### [Your objective]
Report only how many lines of the entries below contain the string "comme".

Extracted records

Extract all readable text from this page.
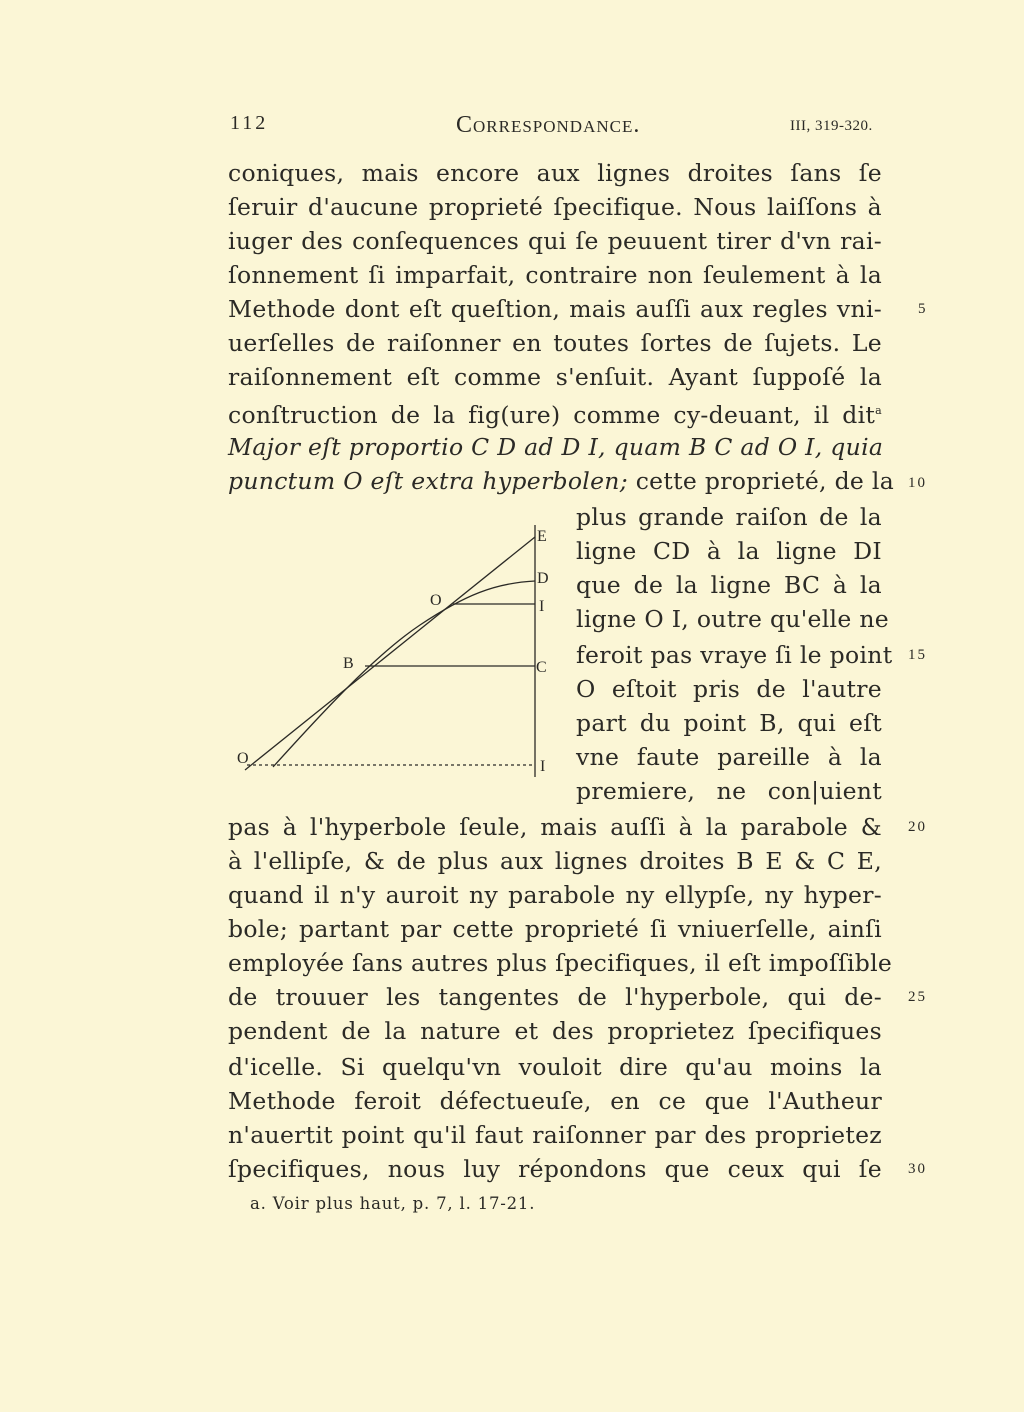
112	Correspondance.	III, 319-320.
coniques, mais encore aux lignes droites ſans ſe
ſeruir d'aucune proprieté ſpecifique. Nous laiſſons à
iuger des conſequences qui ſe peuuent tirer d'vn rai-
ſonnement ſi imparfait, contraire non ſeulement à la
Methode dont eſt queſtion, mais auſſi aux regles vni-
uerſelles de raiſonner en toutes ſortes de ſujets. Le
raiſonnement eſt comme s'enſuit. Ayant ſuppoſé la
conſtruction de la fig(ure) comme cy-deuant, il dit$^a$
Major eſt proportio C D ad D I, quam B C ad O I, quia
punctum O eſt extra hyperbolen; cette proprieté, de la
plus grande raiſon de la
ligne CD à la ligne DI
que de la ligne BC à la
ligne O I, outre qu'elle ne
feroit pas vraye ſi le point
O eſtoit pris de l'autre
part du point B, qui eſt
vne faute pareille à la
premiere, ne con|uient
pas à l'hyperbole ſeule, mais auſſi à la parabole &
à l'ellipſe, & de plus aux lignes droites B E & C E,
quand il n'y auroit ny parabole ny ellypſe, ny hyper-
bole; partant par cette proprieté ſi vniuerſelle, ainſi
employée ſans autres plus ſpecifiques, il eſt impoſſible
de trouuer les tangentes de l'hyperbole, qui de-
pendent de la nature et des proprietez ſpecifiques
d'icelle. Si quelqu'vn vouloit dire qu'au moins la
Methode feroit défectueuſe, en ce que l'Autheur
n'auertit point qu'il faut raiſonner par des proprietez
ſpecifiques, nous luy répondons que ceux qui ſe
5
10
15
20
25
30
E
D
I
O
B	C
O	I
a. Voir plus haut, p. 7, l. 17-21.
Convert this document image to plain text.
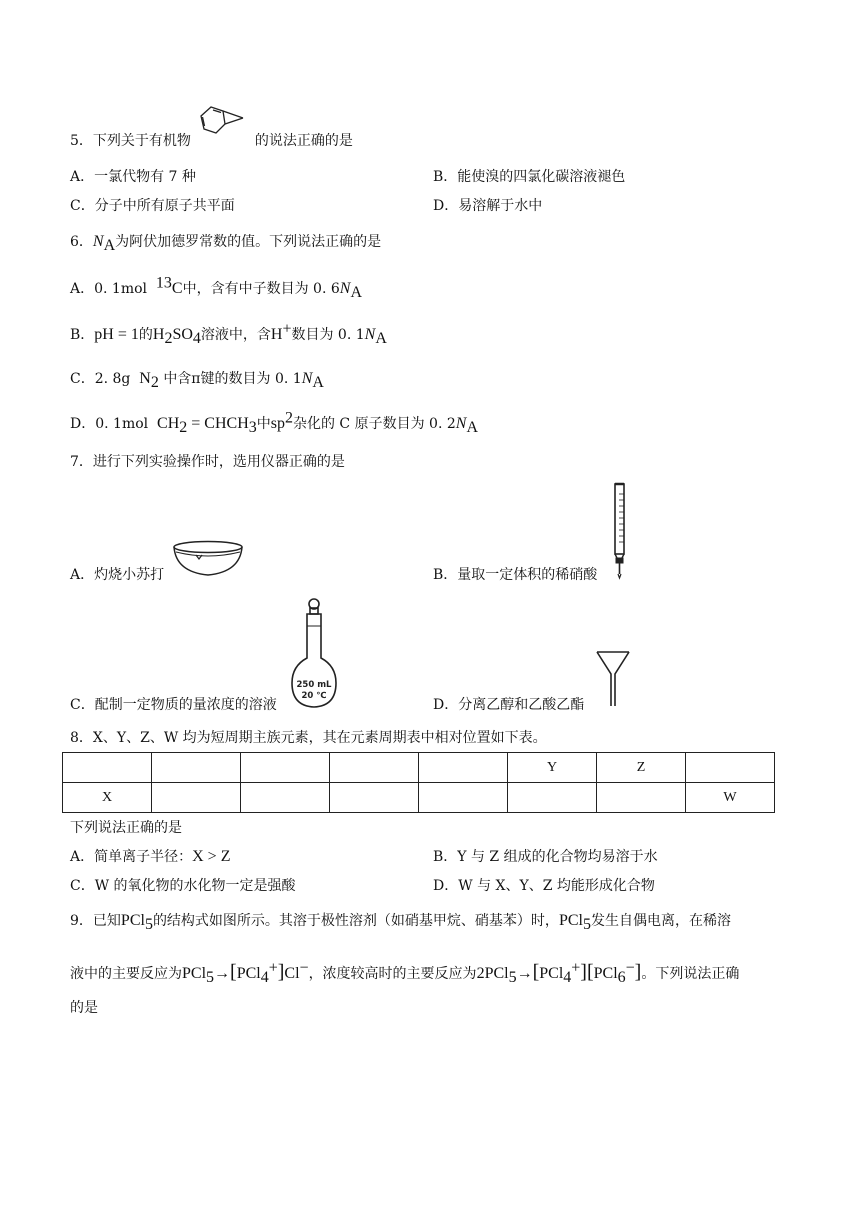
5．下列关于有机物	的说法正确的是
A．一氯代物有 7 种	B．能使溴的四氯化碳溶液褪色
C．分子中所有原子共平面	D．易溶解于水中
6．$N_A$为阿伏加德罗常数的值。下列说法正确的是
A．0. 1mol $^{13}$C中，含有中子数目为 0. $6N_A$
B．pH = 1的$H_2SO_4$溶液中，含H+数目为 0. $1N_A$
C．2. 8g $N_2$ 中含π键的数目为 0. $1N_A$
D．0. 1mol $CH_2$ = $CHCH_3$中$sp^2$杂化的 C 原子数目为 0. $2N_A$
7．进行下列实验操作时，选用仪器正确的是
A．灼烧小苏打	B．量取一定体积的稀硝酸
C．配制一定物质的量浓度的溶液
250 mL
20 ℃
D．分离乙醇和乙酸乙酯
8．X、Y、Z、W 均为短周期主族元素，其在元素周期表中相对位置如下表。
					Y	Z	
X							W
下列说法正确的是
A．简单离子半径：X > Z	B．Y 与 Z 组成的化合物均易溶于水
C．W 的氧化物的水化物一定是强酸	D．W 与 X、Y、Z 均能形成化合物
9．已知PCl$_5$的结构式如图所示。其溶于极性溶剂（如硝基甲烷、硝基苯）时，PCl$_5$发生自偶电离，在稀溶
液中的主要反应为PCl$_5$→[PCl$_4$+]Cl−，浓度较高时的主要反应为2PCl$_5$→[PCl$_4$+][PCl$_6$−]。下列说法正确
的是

### [Finished answer]
2